BEGIN Record extracts

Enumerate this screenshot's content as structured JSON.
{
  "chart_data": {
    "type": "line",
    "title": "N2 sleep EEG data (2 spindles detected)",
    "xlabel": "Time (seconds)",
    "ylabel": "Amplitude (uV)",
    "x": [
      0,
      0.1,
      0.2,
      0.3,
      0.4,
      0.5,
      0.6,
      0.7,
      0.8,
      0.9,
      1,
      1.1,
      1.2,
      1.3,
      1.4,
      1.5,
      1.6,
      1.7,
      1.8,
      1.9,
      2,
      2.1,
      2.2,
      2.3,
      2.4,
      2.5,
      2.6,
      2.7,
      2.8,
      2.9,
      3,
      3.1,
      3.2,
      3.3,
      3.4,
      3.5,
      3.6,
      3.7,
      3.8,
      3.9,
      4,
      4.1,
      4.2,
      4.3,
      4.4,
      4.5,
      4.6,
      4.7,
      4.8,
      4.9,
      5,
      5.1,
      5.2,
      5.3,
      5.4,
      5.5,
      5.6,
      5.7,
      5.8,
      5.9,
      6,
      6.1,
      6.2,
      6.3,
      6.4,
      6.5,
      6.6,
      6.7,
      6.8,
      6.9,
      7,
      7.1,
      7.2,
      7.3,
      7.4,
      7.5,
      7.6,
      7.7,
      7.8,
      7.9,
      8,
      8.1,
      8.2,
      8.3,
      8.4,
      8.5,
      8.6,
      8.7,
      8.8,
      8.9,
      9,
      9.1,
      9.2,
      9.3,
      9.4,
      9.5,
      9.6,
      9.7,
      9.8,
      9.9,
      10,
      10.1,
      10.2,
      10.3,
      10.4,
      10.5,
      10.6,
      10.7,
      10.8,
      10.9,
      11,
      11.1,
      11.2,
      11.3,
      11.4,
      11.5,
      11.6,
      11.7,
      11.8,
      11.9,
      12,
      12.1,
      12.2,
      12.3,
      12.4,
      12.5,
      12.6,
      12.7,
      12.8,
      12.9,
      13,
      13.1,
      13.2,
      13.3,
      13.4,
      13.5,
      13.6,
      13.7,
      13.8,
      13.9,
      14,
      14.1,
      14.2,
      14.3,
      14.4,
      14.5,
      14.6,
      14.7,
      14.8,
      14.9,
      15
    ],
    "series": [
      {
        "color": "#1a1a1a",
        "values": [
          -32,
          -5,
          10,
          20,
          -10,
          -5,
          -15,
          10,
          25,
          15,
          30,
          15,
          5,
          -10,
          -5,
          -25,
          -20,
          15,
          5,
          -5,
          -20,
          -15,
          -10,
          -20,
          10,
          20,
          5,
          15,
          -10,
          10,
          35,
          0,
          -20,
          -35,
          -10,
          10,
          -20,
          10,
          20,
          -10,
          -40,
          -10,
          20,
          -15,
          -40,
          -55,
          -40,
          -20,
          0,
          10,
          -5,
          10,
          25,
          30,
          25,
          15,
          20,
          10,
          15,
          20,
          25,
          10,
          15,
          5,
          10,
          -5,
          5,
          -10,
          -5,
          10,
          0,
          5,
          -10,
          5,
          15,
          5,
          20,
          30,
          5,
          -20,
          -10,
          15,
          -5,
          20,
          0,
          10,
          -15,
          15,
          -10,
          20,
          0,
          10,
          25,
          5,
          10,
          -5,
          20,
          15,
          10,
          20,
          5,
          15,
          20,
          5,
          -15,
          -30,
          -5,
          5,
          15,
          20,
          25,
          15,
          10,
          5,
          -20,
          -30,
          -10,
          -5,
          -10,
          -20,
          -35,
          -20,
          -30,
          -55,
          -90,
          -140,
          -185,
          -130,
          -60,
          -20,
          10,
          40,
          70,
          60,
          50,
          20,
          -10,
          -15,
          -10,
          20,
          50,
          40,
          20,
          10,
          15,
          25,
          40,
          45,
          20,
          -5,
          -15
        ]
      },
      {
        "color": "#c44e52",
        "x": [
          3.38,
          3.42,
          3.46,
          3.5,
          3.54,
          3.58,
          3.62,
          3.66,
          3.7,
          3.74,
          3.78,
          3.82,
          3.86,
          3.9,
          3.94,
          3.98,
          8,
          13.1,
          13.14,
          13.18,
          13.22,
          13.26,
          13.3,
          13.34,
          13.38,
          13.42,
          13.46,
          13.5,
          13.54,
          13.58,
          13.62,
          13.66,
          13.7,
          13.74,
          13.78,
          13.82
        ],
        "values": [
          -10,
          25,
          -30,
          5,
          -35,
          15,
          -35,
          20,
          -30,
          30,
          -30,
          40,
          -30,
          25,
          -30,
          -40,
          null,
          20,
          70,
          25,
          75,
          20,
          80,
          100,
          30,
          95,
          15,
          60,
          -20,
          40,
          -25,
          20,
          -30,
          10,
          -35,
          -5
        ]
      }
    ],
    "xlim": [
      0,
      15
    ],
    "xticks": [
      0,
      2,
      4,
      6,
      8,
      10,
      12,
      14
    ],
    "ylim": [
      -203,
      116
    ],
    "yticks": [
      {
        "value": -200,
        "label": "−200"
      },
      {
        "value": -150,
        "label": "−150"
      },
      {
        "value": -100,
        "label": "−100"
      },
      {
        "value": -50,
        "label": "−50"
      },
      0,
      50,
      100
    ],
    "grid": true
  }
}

END Record extracts

Please give back all of the records exactly as written.

Enumerate this screenshot's content as structured JSON.
{
  "chart_data": {
    "type": "line",
    "title": "N2 sleep EEG data (2 spindles detected)",
    "xlabel": "Time (seconds)",
    "ylabel": "Amplitude (uV)",
    "x": [
      0,
      0.1,
      0.2,
      0.3,
      0.4,
      0.5,
      0.6,
      0.7,
      0.8,
      0.9,
      1,
      1.1,
      1.2,
      1.3,
      1.4,
      1.5,
      1.6,
      1.7,
      1.8,
      1.9,
      2,
      2.1,
      2.2,
      2.3,
      2.4,
      2.5,
      2.6,
      2.7,
      2.8,
      2.9,
      3,
      3.1,
      3.2,
      3.3,
      3.4,
      3.5,
      3.6,
      3.7,
      3.8,
      3.9,
      4,
      4.1,
      4.2,
      4.3,
      4.4,
      4.5,
      4.6,
      4.7,
      4.8,
      4.9,
      5,
      5.1,
      5.2,
      5.3,
      5.4,
      5.5,
      5.6,
      5.7,
      5.8,
      5.9,
      6,
      6.1,
      6.2,
      6.3,
      6.4,
      6.5,
      6.6,
      6.7,
      6.8,
      6.9,
      7,
      7.1,
      7.2,
      7.3,
      7.4,
      7.5,
      7.6,
      7.7,
      7.8,
      7.9,
      8,
      8.1,
      8.2,
      8.3,
      8.4,
      8.5,
      8.6,
      8.7,
      8.8,
      8.9,
      9,
      9.1,
      9.2,
      9.3,
      9.4,
      9.5,
      9.6,
      9.7,
      9.8,
      9.9,
      10,
      10.1,
      10.2,
      10.3,
      10.4,
      10.5,
      10.6,
      10.7,
      10.8,
      10.9,
      11,
      11.1,
      11.2,
      11.3,
      11.4,
      11.5,
      11.6,
      11.7,
      11.8,
      11.9,
      12,
      12.1,
      12.2,
      12.3,
      12.4,
      12.5,
      12.6,
      12.7,
      12.8,
      12.9,
      13,
      13.1,
      13.2,
      13.3,
      13.4,
      13.5,
      13.6,
      13.7,
      13.8,
      13.9,
      14,
      14.1,
      14.2,
      14.3,
      14.4,
      14.5,
      14.6,
      14.7,
      14.8,
      14.9,
      15
    ],
    "series": [
      {
        "color": "#1a1a1a",
        "values": [
          -32,
          -5,
          10,
          20,
          -10,
          -5,
          -15,
          10,
          25,
          15,
          30,
          15,
          5,
          -10,
          -5,
          -25,
          -20,
          15,
          5,
          -5,
          -20,
          -15,
          -10,
          -20,
          10,
          20,
          5,
          15,
          -10,
          10,
          35,
          0,
          -20,
          -35,
          -10,
          10,
          -20,
          10,
          20,
          -10,
          -40,
          -10,
          20,
          -15,
          -40,
          -55,
          -40,
          -20,
          0,
          10,
          -5,
          10,
          25,
          30,
          25,
          15,
          20,
          10,
          15,
          20,
          25,
          10,
          15,
          5,
          10,
          -5,
          5,
          -10,
          -5,
          10,
          0,
          5,
          -10,
          5,
          15,
          5,
          20,
          30,
          5,
          -20,
          -10,
          15,
          -5,
          20,
          0,
          10,
          -15,
          15,
          -10,
          20,
          0,
          10,
          25,
          5,
          10,
          -5,
          20,
          15,
          10,
          20,
          5,
          15,
          20,
          5,
          -15,
          -30,
          -5,
          5,
          15,
          20,
          25,
          15,
          10,
          5,
          -20,
          -30,
          -10,
          -5,
          -10,
          -20,
          -35,
          -20,
          -30,
          -55,
          -90,
          -140,
          -185,
          -130,
          -60,
          -20,
          10,
          40,
          70,
          60,
          50,
          20,
          -10,
          -15,
          -10,
          20,
          50,
          40,
          20,
          10,
          15,
          25,
          40,
          45,
          20,
          -5,
          -15
        ]
      },
      {
        "color": "#c44e52",
        "x": [
          3.38,
          3.42,
          3.46,
          3.5,
          3.54,
          3.58,
          3.62,
          3.66,
          3.7,
          3.74,
          3.78,
          3.82,
          3.86,
          3.9,
          3.94,
          3.98,
          8,
          13.1,
          13.14,
          13.18,
          13.22,
          13.26,
          13.3,
          13.34,
          13.38,
          13.42,
          13.46,
          13.5,
          13.54,
          13.58,
          13.62,
          13.66,
          13.7,
          13.74,
          13.78,
          13.82
        ],
        "values": [
          -10,
          25,
          -30,
          5,
          -35,
          15,
          -35,
          20,
          -30,
          30,
          -30,
          40,
          -30,
          25,
          -30,
          -40,
          null,
          20,
          70,
          25,
          75,
          20,
          80,
          100,
          30,
          95,
          15,
          60,
          -20,
          40,
          -25,
          20,
          -30,
          10,
          -35,
          -5
        ]
      }
    ],
    "xlim": [
      0,
      15
    ],
    "xticks": [
      0,
      2,
      4,
      6,
      8,
      10,
      12,
      14
    ],
    "ylim": [
      -203,
      116
    ],
    "yticks": [
      {
        "value": -200,
        "label": "−200"
      },
      {
        "value": -150,
        "label": "−150"
      },
      {
        "value": -100,
        "label": "−100"
      },
      {
        "value": -50,
        "label": "−50"
      },
      0,
      50,
      100
    ],
    "grid": true
  }
}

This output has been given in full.